▸ Directions for this task
The records below must be written out exactly, with every picture left behind.

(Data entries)
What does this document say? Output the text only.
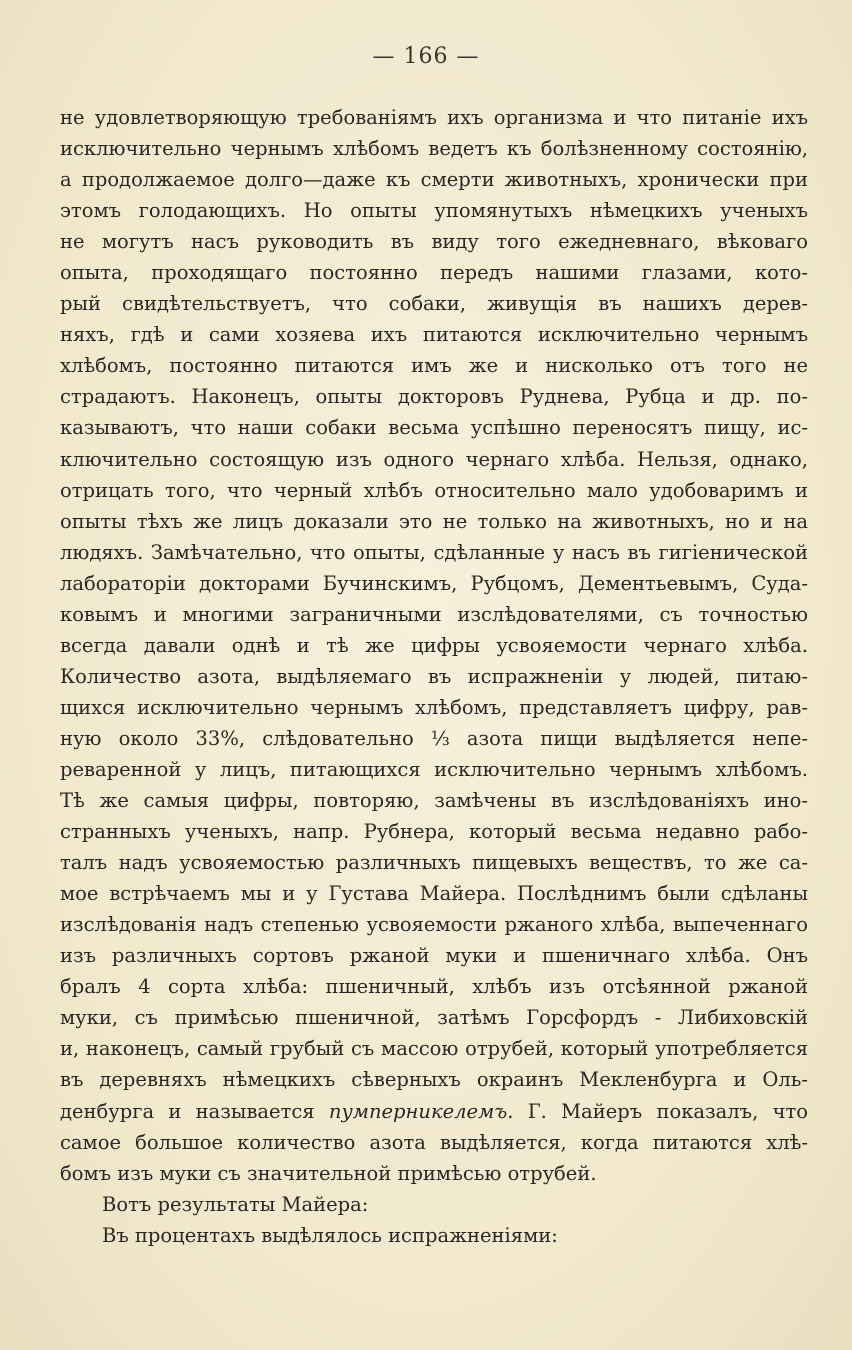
— 166 —
не удовлетворяющую требованіямъ ихъ организма и что питаніе ихъ
исключительно чернымъ хлѣбомъ ведетъ къ болѣзненному состоянію,
а продолжаемое долго—даже къ смерти животныхъ, хронически при
этомъ голодающихъ. Но опыты упомянутыхъ нѣмецкихъ ученыхъ
не могутъ насъ руководить въ виду того ежедневнаго, вѣковаго
опыта, проходящаго постоянно передъ нашими глазами, кото-
рый свидѣтельствуетъ, что собаки, живущія въ нашихъ дерев-
няхъ, гдѣ и сами хозяева ихъ питаются исключительно чернымъ
хлѣбомъ, постоянно питаются имъ же и нисколько отъ того не
страдаютъ. Наконецъ, опыты докторовъ Руднева, Рубца и др. по-
казываютъ, что наши собаки весьма успѣшно переносятъ пищу, ис-
ключительно состоящую изъ одного чернаго хлѣба. Нельзя, однако,
отрицать того, что черный хлѣбъ относительно мало удобоваримъ и
опыты тѣхъ же лицъ доказали это не только на животныхъ, но и на
людяхъ. Замѣчательно, что опыты, сдѣланные у насъ въ гигіенической
лабораторіи докторами Бучинскимъ, Рубцомъ, Дементьевымъ, Суда-
ковымъ и многими заграничными изслѣдователями, съ точностью
всегда давали однѣ и тѣ же цифры усвояемости чернаго хлѣба.
Количество азота, выдѣляемаго въ испражненіи у людей, питаю-
щихся исключительно чернымъ хлѣбомъ, представляетъ цифру, рав-
ную около 33%, слѣдовательно ⅓ азота пищи выдѣляется непе-
реваренной у лицъ, питающихся исключительно чернымъ хлѣбомъ.
Тѣ же самыя цифры, повторяю, замѣчены въ изслѣдованіяхъ ино-
странныхъ ученыхъ, напр. Рубнера, который весьма недавно рабо-
талъ надъ усвояемостью различныхъ пищевыхъ веществъ, то же са-
мое встрѣчаемъ мы и у Густава Майера. Послѣднимъ были сдѣланы
изслѣдованія надъ степенью усвояемости ржаного хлѣба, выпеченнаго
изъ различныхъ сортовъ ржаной муки и пшеничнаго хлѣба. Онъ
бралъ 4 сорта хлѣба: пшеничный, хлѣбъ изъ отсѣянной ржаной
муки, съ примѣсью пшеничной, затѣмъ Горсфордъ - Либиховскій
и, наконецъ, самый грубый съ массою отрубей, который употребляется
въ деревняхъ нѣмецкихъ сѣверныхъ окраинъ Мекленбурга и Оль-
денбурга и называется пумперникелемъ. Г. Майеръ показалъ, что
самое большое количество азота выдѣляется, когда питаются хлѣ-
бомъ изъ муки съ значительной примѣсью отрубей.
Вотъ результаты Майера:
Въ процентахъ выдѣлялось испражненіями:
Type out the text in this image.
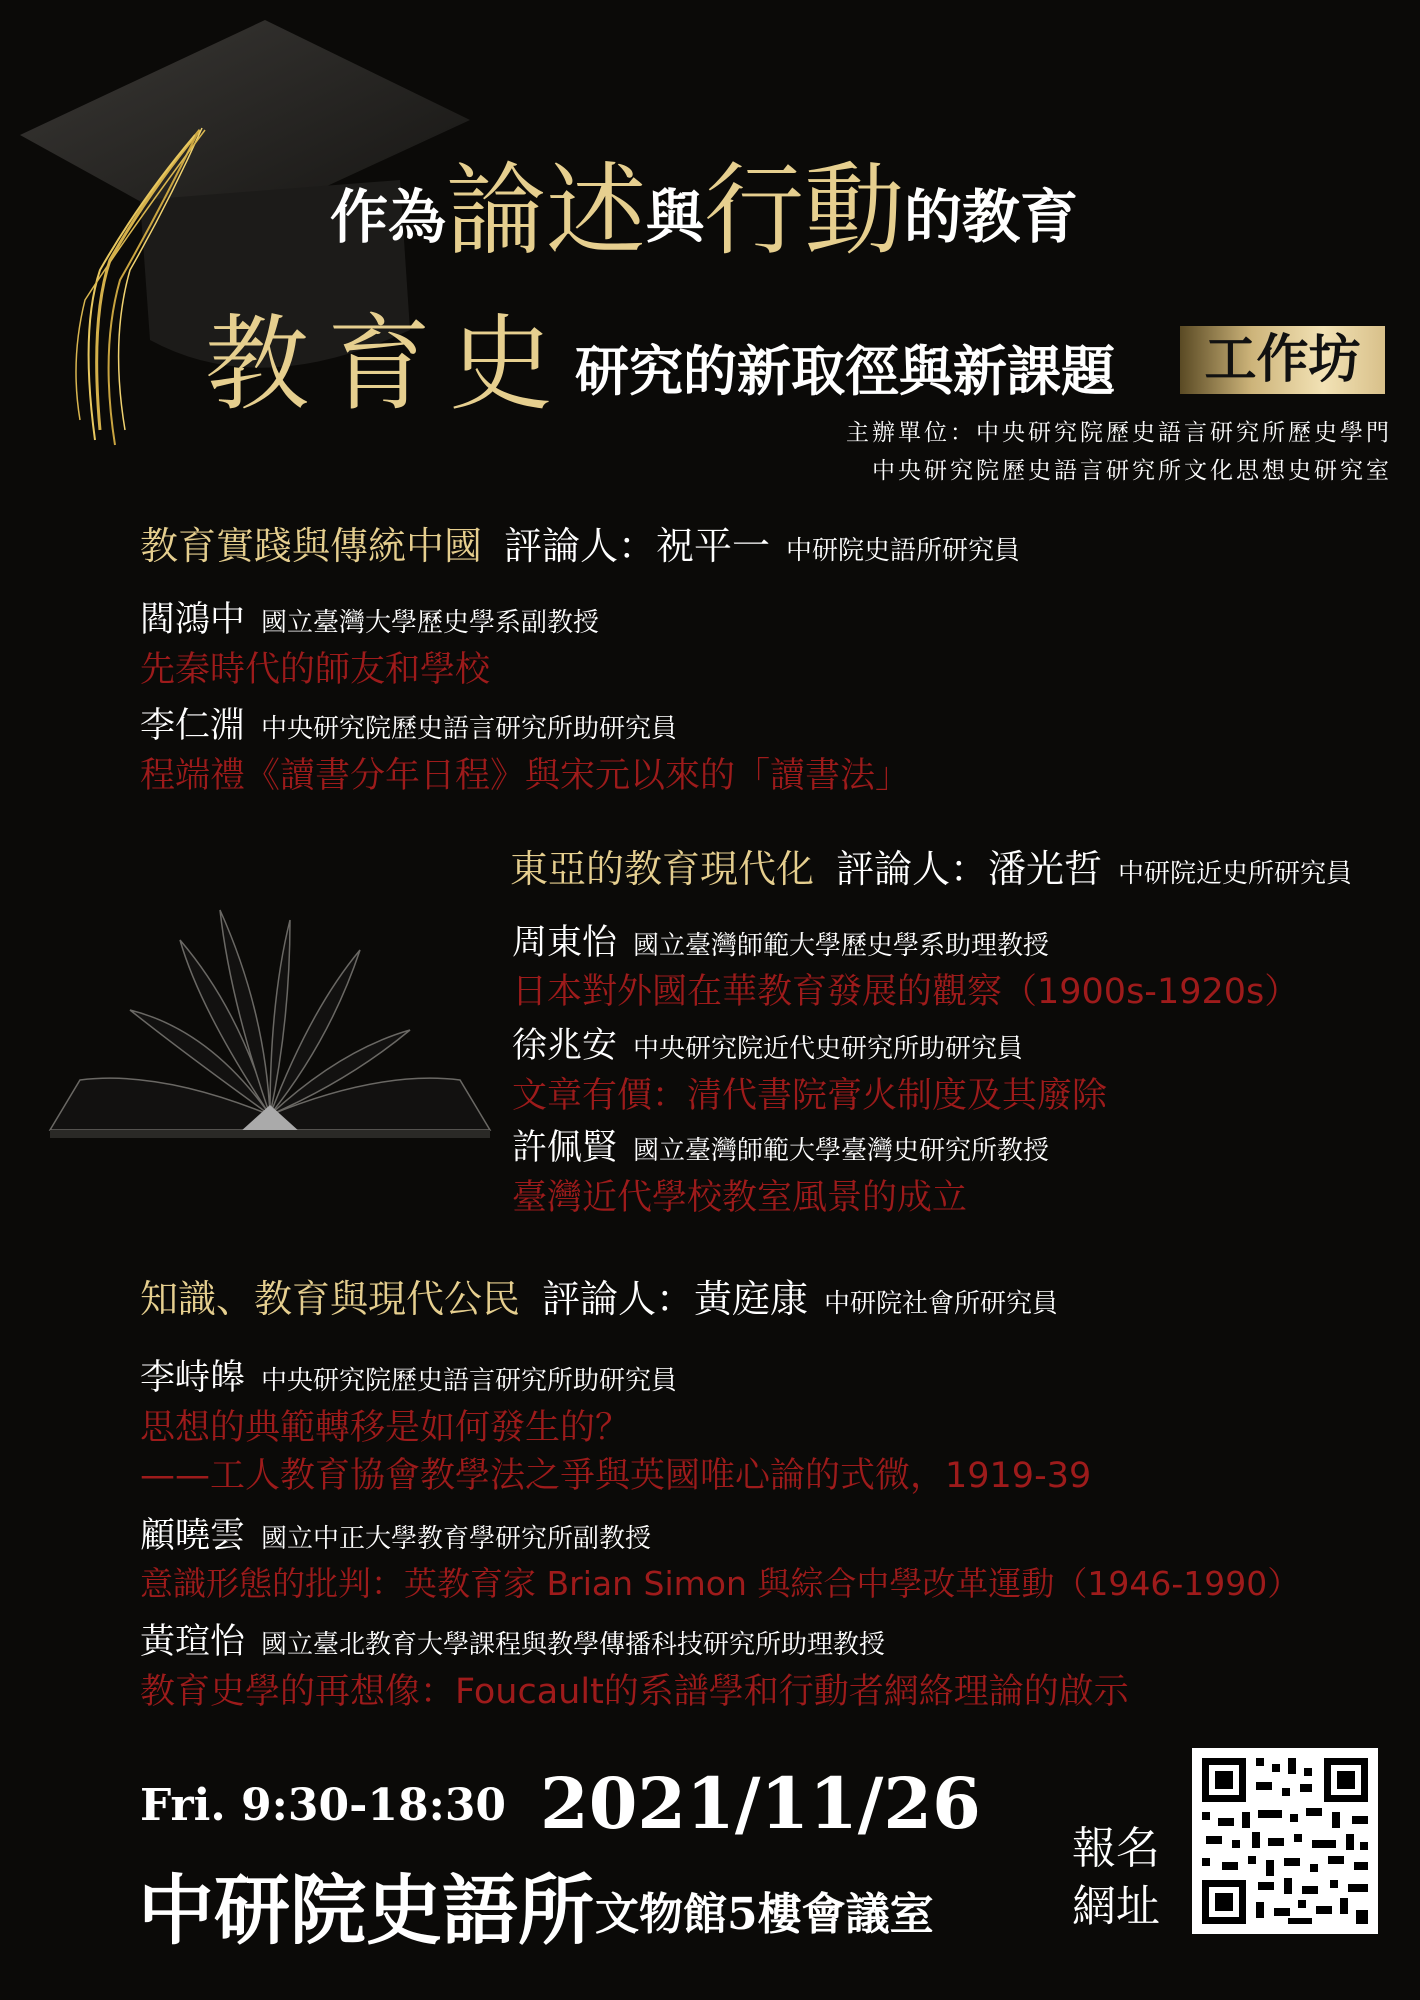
作為論述與行動的教育
教育史研究的新取徑與新課題	工作坊
主辦單位：中央研究院歷史語言研究所歷史學門
中央研究院歷史語言研究所文化思想史研究室
教育實踐與傳統中國 評論人：祝平一 中研院史語所研究員
閻鴻中 國立臺灣大學歷史學系副教授
先秦時代的師友和學校
李仁淵 中央研究院歷史語言研究所助研究員
程端禮《讀書分年日程》與宋元以來的「讀書法」
東亞的教育現代化 評論人：潘光哲 中研院近史所研究員
周東怡 國立臺灣師範大學歷史學系助理教授
日本對外國在華教育發展的觀察（1900s-1920s）
徐兆安 中央研究院近代史研究所助研究員
文章有價：清代書院膏火制度及其廢除
許佩賢 國立臺灣師範大學臺灣史研究所教授
臺灣近代學校教室風景的成立
知識、教育與現代公民 評論人：黃庭康 中研院社會所研究員
李峙皞 中央研究院歷史語言研究所助研究員
思想的典範轉移是如何發生的？
——工人教育協會教學法之爭與英國唯心論的式微，1919-39
顧曉雲 國立中正大學教育學研究所副教授
意識形態的批判：英教育家 Brian Simon 與綜合中學改革運動（1946-1990）
黃瑄怡 國立臺北教育大學課程與教學傳播科技研究所助理教授
教育史學的再想像：Foucault的系譜學和行動者網絡理論的啟示
Fri. 9:30-18:30 2021/11/26
中研院史語所 文物館5樓會議室
報名
網址
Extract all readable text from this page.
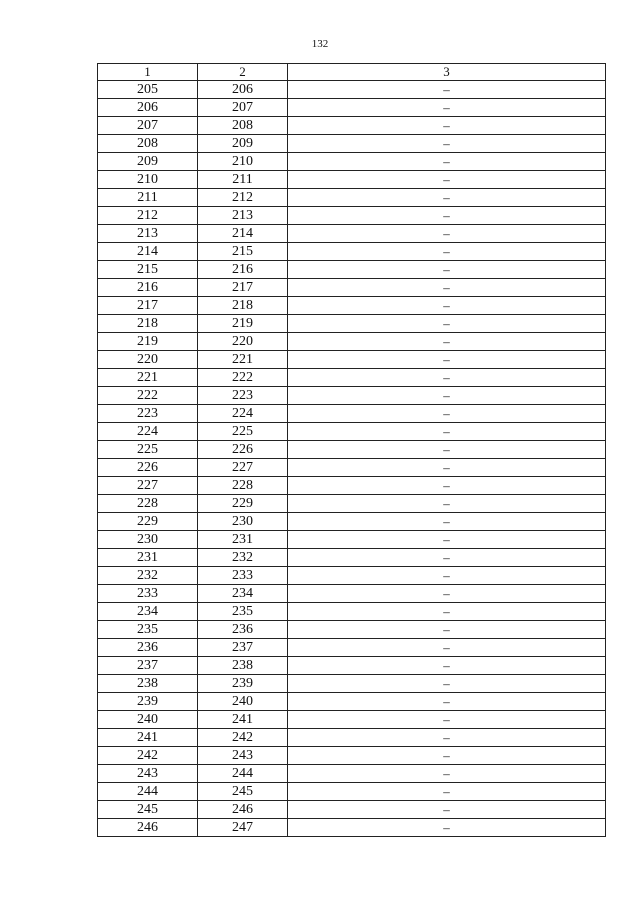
132
1	2	3
205	206	–
206	207	–
207	208	–
208	209	–
209	210	–
210	211	–
211	212	–
212	213	–
213	214	–
214	215	–
215	216	–
216	217	–
217	218	–
218	219	–
219	220	–
220	221	–
221	222	–
222	223	–
223	224	–
224	225	–
225	226	–
226	227	–
227	228	–
228	229	–
229	230	–
230	231	–
231	232	–
232	233	–
233	234	–
234	235	–
235	236	–
236	237	–
237	238	–
238	239	–
239	240	–
240	241	–
241	242	–
242	243	–
243	244	–
244	245	–
245	246	–
246	247	–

▸ Response to this task
What does this document say? Output the text only.
— 166 —
не удовлетворяющую требованіямъ ихъ организма и что питаніе ихъ
исключительно чернымъ хлѣбомъ ведетъ къ болѣзненному состоянію,
а продолжаемое долго—даже къ смерти животныхъ, хронически при
этомъ голодающихъ. Но опыты упомянутыхъ нѣмецкихъ ученыхъ
не могутъ насъ руководить въ виду того ежедневнаго, вѣковаго
опыта, проходящаго постоянно передъ нашими глазами, кото-
рый свидѣтельствуетъ, что собаки, живущія въ нашихъ дерев-
няхъ, гдѣ и сами хозяева ихъ питаются исключительно чернымъ
хлѣбомъ, постоянно питаются имъ же и нисколько отъ того не
страдаютъ. Наконецъ, опыты докторовъ Руднева, Рубца и др. по-
казываютъ, что наши собаки весьма успѣшно переносятъ пищу, ис-
ключительно состоящую изъ одного чернаго хлѣба. Нельзя, однако,
отрицать того, что черный хлѣбъ относительно мало удобоваримъ и
опыты тѣхъ же лицъ доказали это не только на животныхъ, но и на
людяхъ. Замѣчательно, что опыты, сдѣланные у насъ въ гигіенической
лабораторіи докторами Бучинскимъ, Рубцомъ, Дементьевымъ, Суда-
ковымъ и многими заграничными изслѣдователями, съ точностью
всегда давали однѣ и тѣ же цифры усвояемости чернаго хлѣба.
Количество азота, выдѣляемаго въ испражненіи у людей, питаю-
щихся исключительно чернымъ хлѣбомъ, представляетъ цифру, рав-
ную около 33%, слѣдовательно ⅓ азота пищи выдѣляется непе-
реваренной у лицъ, питающихся исключительно чернымъ хлѣбомъ.
Тѣ же самыя цифры, повторяю, замѣчены въ изслѣдованіяхъ ино-
странныхъ ученыхъ, напр. Рубнера, который весьма недавно рабо-
талъ надъ усвояемостью различныхъ пищевыхъ веществъ, то же са-
мое встрѣчаемъ мы и у Густава Майера. Послѣднимъ были сдѣланы
изслѣдованія надъ степенью усвояемости ржаного хлѣба, выпеченнаго
изъ различныхъ сортовъ ржаной муки и пшеничнаго хлѣба. Онъ
бралъ 4 сорта хлѣба: пшеничный, хлѣбъ изъ отсѣянной ржаной
муки, съ примѣсью пшеничной, затѣмъ Горсфордъ - Либиховскій
и, наконецъ, самый грубый съ массою отрубей, который употребляется
въ деревняхъ нѣмецкихъ сѣверныхъ окраинъ Мекленбурга и Оль-
денбурга и называется пумперникелемъ. Г. Майеръ показалъ, что
самое большое количество азота выдѣляется, когда питаются хлѣ-
бомъ изъ муки съ значительной примѣсью отрубей.
Вотъ результаты Майера:
Въ процентахъ выдѣлялось испражненіями:
Type out the text in this image.
作為論述與行動的教育
教育史研究的新取徑與新課題	工作坊
主辦單位：中央研究院歷史語言研究所歷史學門
中央研究院歷史語言研究所文化思想史研究室
教育實踐與傳統中國 評論人：祝平一 中研院史語所研究員
閻鴻中 國立臺灣大學歷史學系副教授
先秦時代的師友和學校
李仁淵 中央研究院歷史語言研究所助研究員
程端禮《讀書分年日程》與宋元以來的「讀書法」
東亞的教育現代化 評論人：潘光哲 中研院近史所研究員
周東怡 國立臺灣師範大學歷史學系助理教授
日本對外國在華教育發展的觀察（1900s-1920s）
徐兆安 中央研究院近代史研究所助研究員
文章有價：清代書院膏火制度及其廢除
許佩賢 國立臺灣師範大學臺灣史研究所教授
臺灣近代學校教室風景的成立
知識、教育與現代公民 評論人：黃庭康 中研院社會所研究員
李峙皞 中央研究院歷史語言研究所助研究員
思想的典範轉移是如何發生的？
——工人教育協會教學法之爭與英國唯心論的式微，1919-39
顧曉雲 國立中正大學教育學研究所副教授
意識形態的批判：英教育家 Brian Simon 與綜合中學改革運動（1946-1990）
黃瑄怡 國立臺北教育大學課程與教學傳播科技研究所助理教授
教育史學的再想像：Foucault的系譜學和行動者網絡理論的啟示
Fri. 9:30-18:30 2021/11/26
中研院史語所 文物館5樓會議室
報名
網址
Extract all readable text from this page.
132
1	2	3
205	206	–
206	207	–
207	208	–
208	209	–
209	210	–
210	211	–
211	212	–
212	213	–
213	214	–
214	215	–
215	216	–
216	217	–
217	218	–
218	219	–
219	220	–
220	221	–
221	222	–
222	223	–
223	224	–
224	225	–
225	226	–
226	227	–
227	228	–
228	229	–
229	230	–
230	231	–
231	232	–
232	233	–
233	234	–
234	235	–
235	236	–
236	237	–
237	238	–
238	239	–
239	240	–
240	241	–
241	242	–
242	243	–
243	244	–
244	245	–
245	246	–
246	247	–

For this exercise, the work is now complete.